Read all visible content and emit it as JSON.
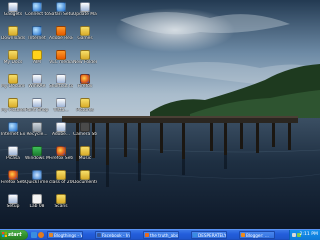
{
  "desktop": {
    "icons": [
      {
        "label": "Gadgets",
        "glyph": "gadget-icon"
      },
      {
        "label": "Connect to...",
        "glyph": "connect-icon"
      },
      {
        "label": "Safari Setup",
        "glyph": "safari-icon"
      },
      {
        "label": "Update Manager",
        "glyph": "update-icon"
      },
      {
        "label": "Downloads",
        "glyph": "folder-icon"
      },
      {
        "label": "Internet",
        "glyph": "web-icon"
      },
      {
        "label": "Adobe Reader",
        "glyph": "reader-icon"
      },
      {
        "label": "Games",
        "glyph": "folder-icon"
      },
      {
        "label": "My Docs",
        "glyph": "folder-icon"
      },
      {
        "label": "AIM",
        "glyph": "aim-icon"
      },
      {
        "label": "VLC media",
        "glyph": "vlc-icon"
      },
      {
        "label": "New Folder",
        "glyph": "folder-icon"
      },
      {
        "label": "My Documents",
        "glyph": "folder-icon"
      },
      {
        "label": "WinRAR",
        "glyph": "app-icon"
      },
      {
        "label": "Shortcut to...",
        "glyph": "app-icon"
      },
      {
        "label": "Firefox",
        "glyph": "firefox-icon"
      },
      {
        "label": "My Pictures",
        "glyph": "folder-icon"
      },
      {
        "label": "Paint Shop Pro",
        "glyph": "app-icon"
      },
      {
        "label": "Vista...",
        "glyph": "app-icon"
      },
      {
        "label": "Pictures",
        "glyph": "folder-icon"
      },
      {
        "label": "Internet Explorer",
        "glyph": "web-icon"
      },
      {
        "label": "Recycle...",
        "glyph": "trash-icon"
      },
      {
        "label": "Adobe...",
        "glyph": "app-icon"
      },
      {
        "label": "Camera Studio",
        "glyph": "camera-icon"
      },
      {
        "label": "Picasa",
        "glyph": "app-icon"
      },
      {
        "label": "Windows Media Player",
        "glyph": "media-icon"
      },
      {
        "label": "Firefox Setup 2.0",
        "glyph": "firefox-icon"
      },
      {
        "label": "Music",
        "glyph": "folder-icon"
      },
      {
        "label": "Firefox Setup 3.0.7",
        "glyph": "firefox-icon"
      },
      {
        "label": "QuickTime Player",
        "glyph": "quicktime-icon"
      },
      {
        "label": "class of 2006 slide",
        "glyph": "folder-icon"
      },
      {
        "label": "Documents",
        "glyph": "folder-icon"
      },
      {
        "label": "Setup",
        "glyph": "app-icon"
      },
      {
        "label": "Lab 08",
        "glyph": "doc-icon"
      },
      {
        "label": "Scans",
        "glyph": "folder-icon"
      }
    ]
  },
  "taskbar": {
    "start_label": "start",
    "buttons": [
      {
        "label": "Blogthings - What Ge..."
      },
      {
        "label": "Facebook - Index"
      },
      {
        "label": "the truth_about blogthi..."
      },
      {
        "label": "DESPERATELY SEEK..."
      },
      {
        "label": "Blogger: ..."
      }
    ],
    "clock": "2:11 PM"
  },
  "colors": {
    "taskbar_blue": "#245edb",
    "start_green": "#2f8f2a",
    "tray_blue": "#0f79d6"
  }
}
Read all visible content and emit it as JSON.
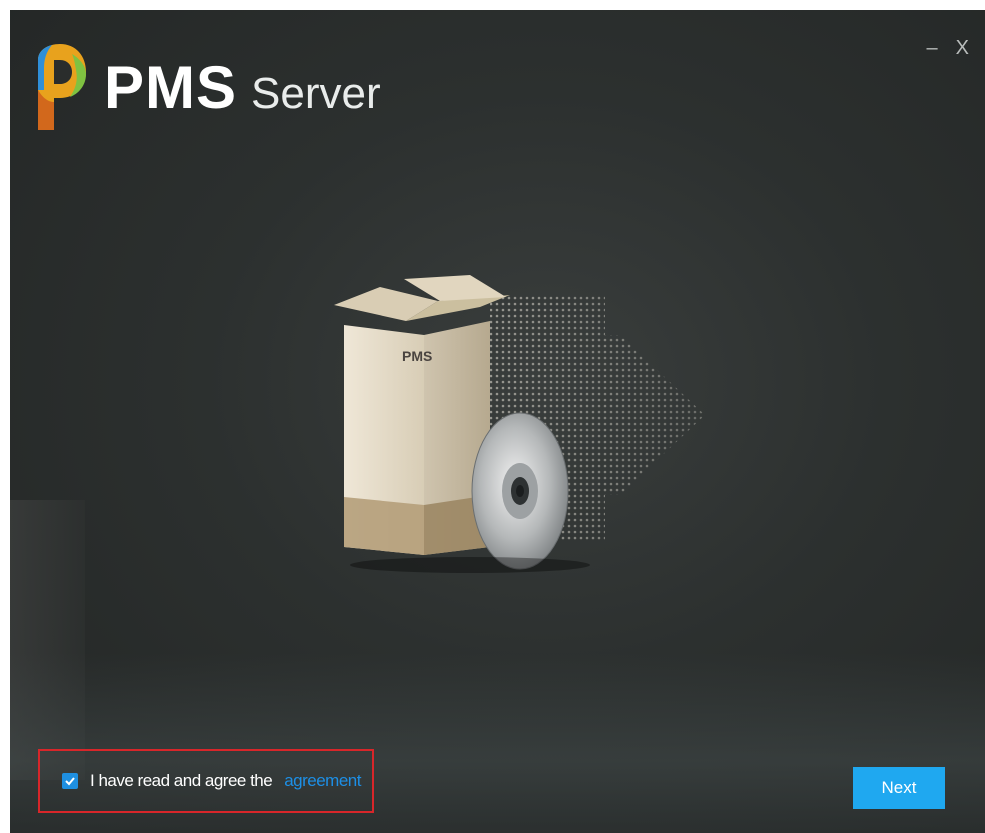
{
  "window": {
    "brand_name": "PMS",
    "brand_sub": "Server",
    "minimize_glyph": "–",
    "close_glyph": "X"
  },
  "hero": {
    "box_label": "PMS",
    "icons": [
      "product-box-icon",
      "cd-disc-icon",
      "dotted-arrow-icon"
    ]
  },
  "footer": {
    "agree_checked": true,
    "agree_text": "I have read and agree the",
    "agreement_link": "agreement",
    "next_label": "Next"
  },
  "colors": {
    "accent": "#1fa8f0",
    "link": "#1d8fe6",
    "highlight_border": "#d8262a",
    "background": "#2c302f"
  }
}
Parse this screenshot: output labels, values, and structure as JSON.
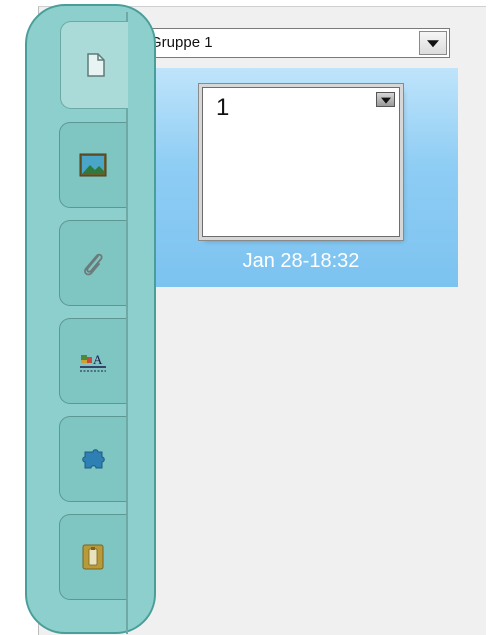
{
  "tabs": [
    {
      "icon": "page-sorter-icon",
      "active": true
    },
    {
      "icon": "gallery-image-icon",
      "active": false
    },
    {
      "icon": "attachment-paperclip-icon",
      "active": false
    },
    {
      "icon": "properties-icon",
      "active": false
    },
    {
      "icon": "addons-puzzle-icon",
      "active": false
    },
    {
      "icon": "battery-icon",
      "active": false
    }
  ],
  "page_sorter": {
    "group_label": "Gruppe 1",
    "pages": [
      {
        "number": "1",
        "timestamp": "Jan 28-18:32",
        "selected": true
      }
    ]
  },
  "colors": {
    "tab_highlight": "#8ccfcc",
    "tab_highlight_border": "#4a9e9a",
    "selection": "#8ecdf4",
    "panel_background": "#f0f0f0"
  }
}
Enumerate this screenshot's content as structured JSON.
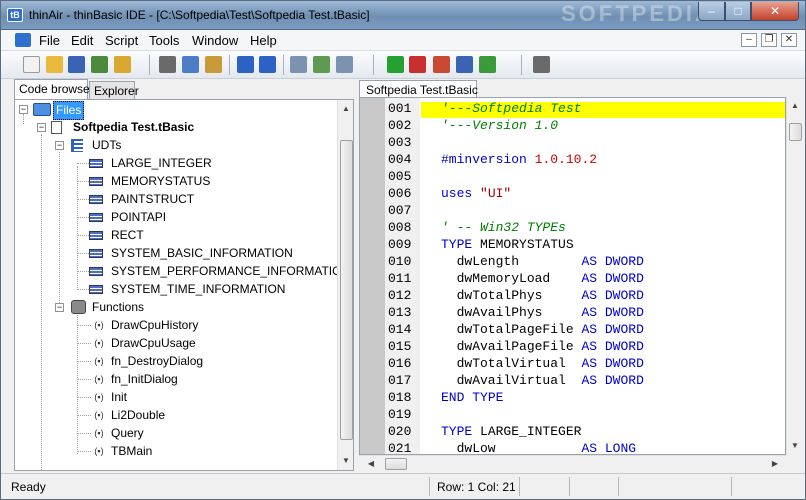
{
  "window": {
    "title": "thinAir - thinBasic IDE - [C:\\Softpedia\\Test\\Softpedia Test.tBasic]",
    "watermark": "SOFTPEDIA",
    "app_icon_text": "tB",
    "min_glyph": "–",
    "max_glyph": "□",
    "close_glyph": "✕"
  },
  "menu": {
    "items": [
      "File",
      "Edit",
      "Script",
      "Tools",
      "Window",
      "Help"
    ],
    "mdi_min": "–",
    "mdi_restore": "❐",
    "mdi_close": "✕"
  },
  "toolbar": {
    "buttons": [
      {
        "name": "new-file-icon",
        "color": "#f2f2f2"
      },
      {
        "name": "open-folder-icon",
        "color": "#e8b93a"
      },
      {
        "name": "save-icon",
        "color": "#3a62b5"
      },
      {
        "name": "save-all-icon",
        "color": "#4a8a3a"
      },
      {
        "name": "print-icon",
        "color": "#d8a830"
      },
      {
        "name": "cut-icon",
        "color": "#6a6a6a"
      },
      {
        "name": "copy-icon",
        "color": "#4e7dc8"
      },
      {
        "name": "paste-icon",
        "color": "#c89a3a"
      },
      {
        "name": "undo-icon",
        "color": "#2d62c5"
      },
      {
        "name": "redo-icon",
        "color": "#2d62c5"
      },
      {
        "name": "find-icon",
        "color": "#7b93b1"
      },
      {
        "name": "find-next-icon",
        "color": "#5f9a52"
      },
      {
        "name": "replace-icon",
        "color": "#7b93b1"
      },
      {
        "name": "run-icon",
        "color": "#26a030"
      },
      {
        "name": "debug-run-icon",
        "color": "#c83030"
      },
      {
        "name": "bundle-icon",
        "color": "#c84a30"
      },
      {
        "name": "obfuscate-icon",
        "color": "#3a62b5"
      },
      {
        "name": "compile-icon",
        "color": "#3a9a3a"
      },
      {
        "name": "options-icon",
        "color": "#6a6a6a"
      }
    ]
  },
  "left_panel": {
    "tabs": [
      "Code browser",
      "Explorer"
    ],
    "tree": {
      "root": "Files",
      "file": "Softpedia Test.tBasic",
      "udts_label": "UDTs",
      "udts": [
        "LARGE_INTEGER",
        "MEMORYSTATUS",
        "PAINTSTRUCT",
        "POINTAPI",
        "RECT",
        "SYSTEM_BASIC_INFORMATION",
        "SYSTEM_PERFORMANCE_INFORMATION",
        "SYSTEM_TIME_INFORMATION"
      ],
      "functions_label": "Functions",
      "functions": [
        "DrawCpuHistory",
        "DrawCpuUsage",
        "fn_DestroyDialog",
        "fn_InitDialog",
        "Init",
        "Li2Double",
        "Query",
        "TBMain"
      ]
    }
  },
  "editor": {
    "tab_label": "Softpedia Test.tBasic",
    "highlight_color": "#ffff00",
    "lines": [
      {
        "n": "001",
        "text": "'---Softpedia Test"
      },
      {
        "n": "002",
        "text": "'---Version 1.0"
      },
      {
        "n": "003",
        "text": ""
      },
      {
        "n": "004",
        "text": "#minversion 1.0.10.2"
      },
      {
        "n": "005",
        "text": ""
      },
      {
        "n": "006",
        "text": "uses \"UI\""
      },
      {
        "n": "007",
        "text": ""
      },
      {
        "n": "008",
        "text": "' -- Win32 TYPEs"
      },
      {
        "n": "009",
        "text": "TYPE MEMORYSTATUS"
      },
      {
        "n": "010",
        "text": "  dwLength        AS DWORD"
      },
      {
        "n": "011",
        "text": "  dwMemoryLoad    AS DWORD"
      },
      {
        "n": "012",
        "text": "  dwTotalPhys     AS DWORD"
      },
      {
        "n": "013",
        "text": "  dwAvailPhys     AS DWORD"
      },
      {
        "n": "014",
        "text": "  dwTotalPageFile AS DWORD"
      },
      {
        "n": "015",
        "text": "  dwAvailPageFile AS DWORD"
      },
      {
        "n": "016",
        "text": "  dwTotalVirtual  AS DWORD"
      },
      {
        "n": "017",
        "text": "  dwAvailVirtual  AS DWORD"
      },
      {
        "n": "018",
        "text": "END TYPE"
      },
      {
        "n": "019",
        "text": ""
      },
      {
        "n": "020",
        "text": "TYPE LARGE_INTEGER"
      },
      {
        "n": "021",
        "text": "  dwLow           AS LONG"
      }
    ]
  },
  "statusbar": {
    "state": "Ready",
    "row_col": "Row: 1  Col: 21"
  }
}
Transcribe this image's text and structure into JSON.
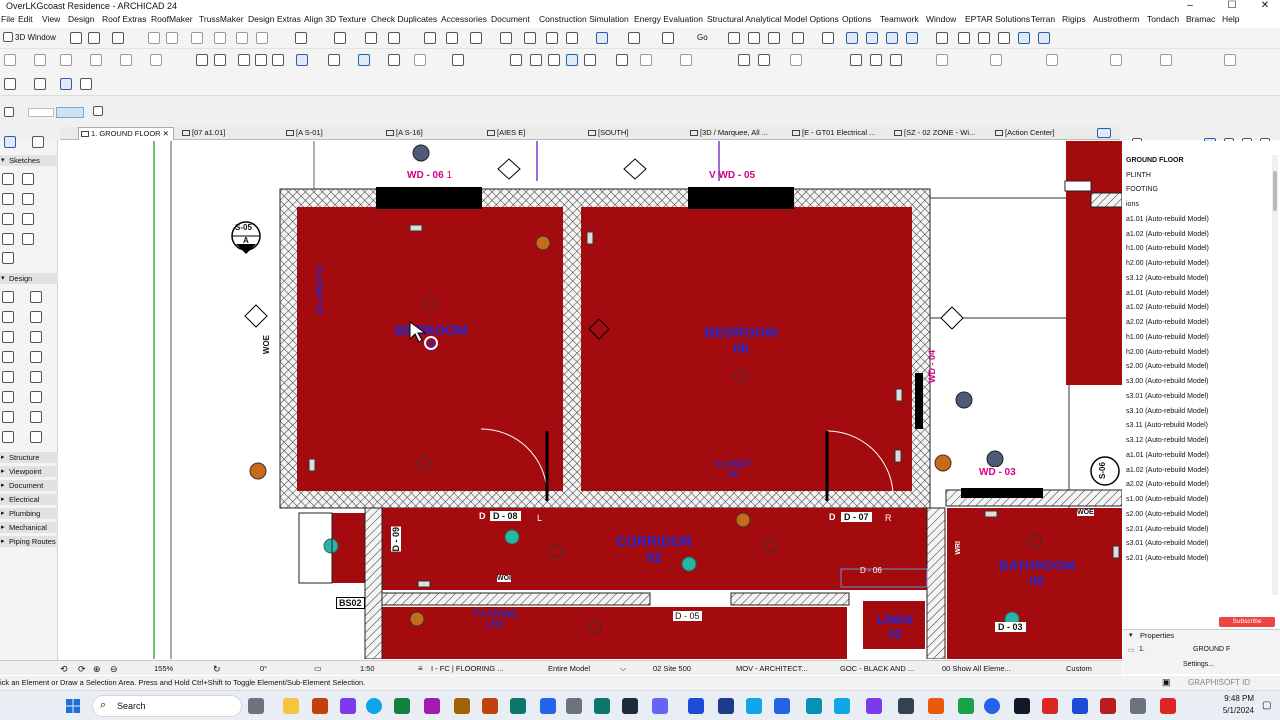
{
  "window": {
    "title": "OverLKGcoast Residence - ARCHICAD 24",
    "controls": [
      "–",
      "☐",
      "✕"
    ]
  },
  "menu": [
    "File",
    "Edit",
    "View",
    "Design",
    "Roof Extras",
    "RoofMaker",
    "TrussMaker",
    "Design Extras",
    "Align 3D Texture",
    "Check Duplicates",
    "Accessories",
    "Document",
    "Construction Simulation",
    "Energy Evaluation",
    "Structural Analytical Model Options",
    "Options",
    "Teamwork",
    "Window",
    "EPTAR Solutions",
    "Terran",
    "Rigips",
    "Austrotherm",
    "Tondach",
    "Bramac",
    "Help"
  ],
  "toolbar": {
    "view_3d_label": "3D Window",
    "go_label": "Go"
  },
  "tabs": [
    {
      "label": "1. GROUND FLOOR",
      "active": true
    },
    {
      "label": "[07 a1.01]"
    },
    {
      "label": "[A S-01]"
    },
    {
      "label": "[A S-16]"
    },
    {
      "label": "[AIES E]"
    },
    {
      "label": "[SOUTH]"
    },
    {
      "label": "[3D / Marquee, All ..."
    },
    {
      "label": "[E - GT01 Electrical ..."
    },
    {
      "label": "[SZ - 02 ZONE - Wi..."
    },
    {
      "label": "[Action Center]"
    }
  ],
  "toolbox": {
    "groups": [
      "Sketches",
      "Design",
      "Structure",
      "Viewpoint",
      "Document",
      "Electrical",
      "Plumbing",
      "Mechanical",
      "Piping Routes"
    ]
  },
  "plan": {
    "rooms": [
      {
        "name": "BEDROOM",
        "number": "0"
      },
      {
        "name": "BEDROOM",
        "number": "06"
      },
      {
        "name": "CORRIDOR",
        "number": "02"
      },
      {
        "name": "BATHROOM",
        "number": "06"
      },
      {
        "name": "CLOSET",
        "number": "07"
      },
      {
        "name": "CLOSET",
        "number": "06"
      },
      {
        "name": "TV STAND",
        "number": "LR2"
      },
      {
        "name": "LINEN",
        "number": "02"
      }
    ],
    "windows": [
      "WD - 06",
      "WD - 05",
      "WD - 04",
      "WD - 03"
    ],
    "doors": [
      "D - 08",
      "D - 07",
      "D - 09",
      "D - 06",
      "D - 05",
      "D - 03"
    ],
    "section_markers": [
      "S-05",
      "S-06"
    ],
    "section_letter": "A",
    "tags": [
      "BS02",
      "WOE",
      "WRI",
      "WOI",
      "WOE"
    ],
    "door_prefix_left": "D",
    "door_suffix_left": "L",
    "door_suffix_right": "R",
    "window_suffix": "1",
    "window_prefix": "V"
  },
  "navigator": {
    "items": [
      "GROUND FLOOR",
      "PLINTH",
      "FOOTING",
      "ions",
      "a1.01 (Auto-rebuild Model)",
      "a1.02 (Auto-rebuild Model)",
      "h1.00 (Auto-rebuild Model)",
      "h2.00 (Auto-rebuild Model)",
      "s3.12 (Auto-rebuild Model)",
      "a1.01 (Auto-rebuild Model)",
      "a1.02 (Auto-rebuild Model)",
      "a2.02 (Auto-rebuild Model)",
      "h1.00 (Auto-rebuild Model)",
      "h2.00 (Auto-rebuild Model)",
      "s2.00 (Auto-rebuild Model)",
      "s3.00 (Auto-rebuild Model)",
      "s3.01 (Auto-rebuild Model)",
      "s3.10 (Auto-rebuild Model)",
      "s3.11 (Auto-rebuild Model)",
      "s3.12 (Auto-rebuild Model)",
      "a1.01 (Auto-rebuild Model)",
      "a1.02 (Auto-rebuild Model)",
      "a2.02 (Auto-rebuild Model)",
      "s1.00 (Auto-rebuild Model)",
      "s2.00 (Auto-rebuild Model)",
      "s2.01 (Auto-rebuild Model)",
      "s3.01 (Auto-rebuild Model)",
      "s2.01 (Auto-rebuild Model)"
    ]
  },
  "properties": {
    "header": "Properties",
    "id": "1.",
    "value": "GROUND F",
    "settings": "Settings...",
    "subscribe": "Subscribe"
  },
  "bottombar": {
    "zoom": "155%",
    "angle": "0°",
    "scale": "1:50",
    "layer_combo": "I - FC | FLOORING ...",
    "model": "Entire Model",
    "site": "02 Site 500",
    "mvo": "MOV - ARCHITECT...",
    "pen": "GOC - BLACK AND ...",
    "show": "00 Show All Eleme...",
    "custom": "Custom"
  },
  "status": {
    "message": "ick an Element or Draw a Selection Area. Press and Hold Ctrl+Shift to Toggle Element/Sub-Element Selection.",
    "brand": "GRAPHISOFT ID"
  },
  "taskbar": {
    "search": "Search",
    "time": "9:48 PM",
    "date": "5/1/2024"
  },
  "colors": {
    "room_fill": "#a30b0f",
    "room_label": "#1f2ad8",
    "window_tag": "#d6008a",
    "hatch_bg": "#f4f4f4"
  }
}
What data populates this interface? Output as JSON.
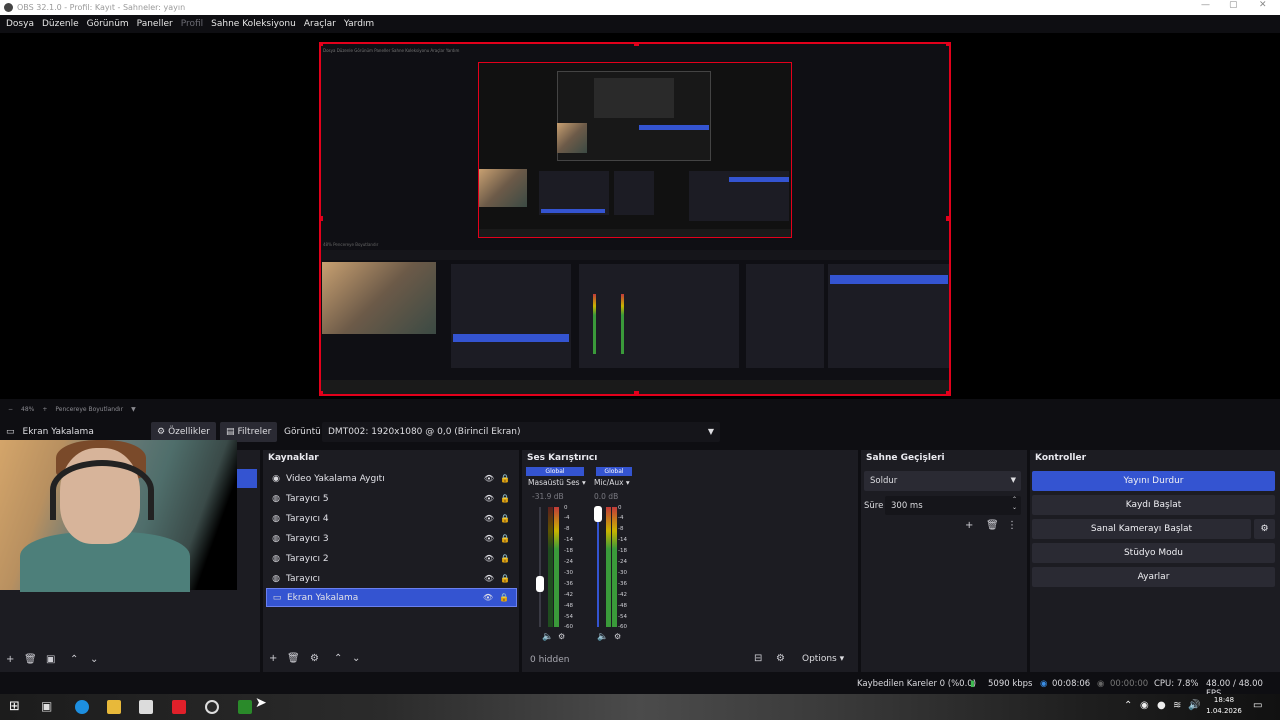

What to produce:
Where a line in the material above holds "Setup", copy that line.

Answer for this exercise:
        "label": "Safari Setup",
        "label": "Firefox Setup 2.0",
        "label": "Firefox Setup 3.0.7",
        "label": "Setup",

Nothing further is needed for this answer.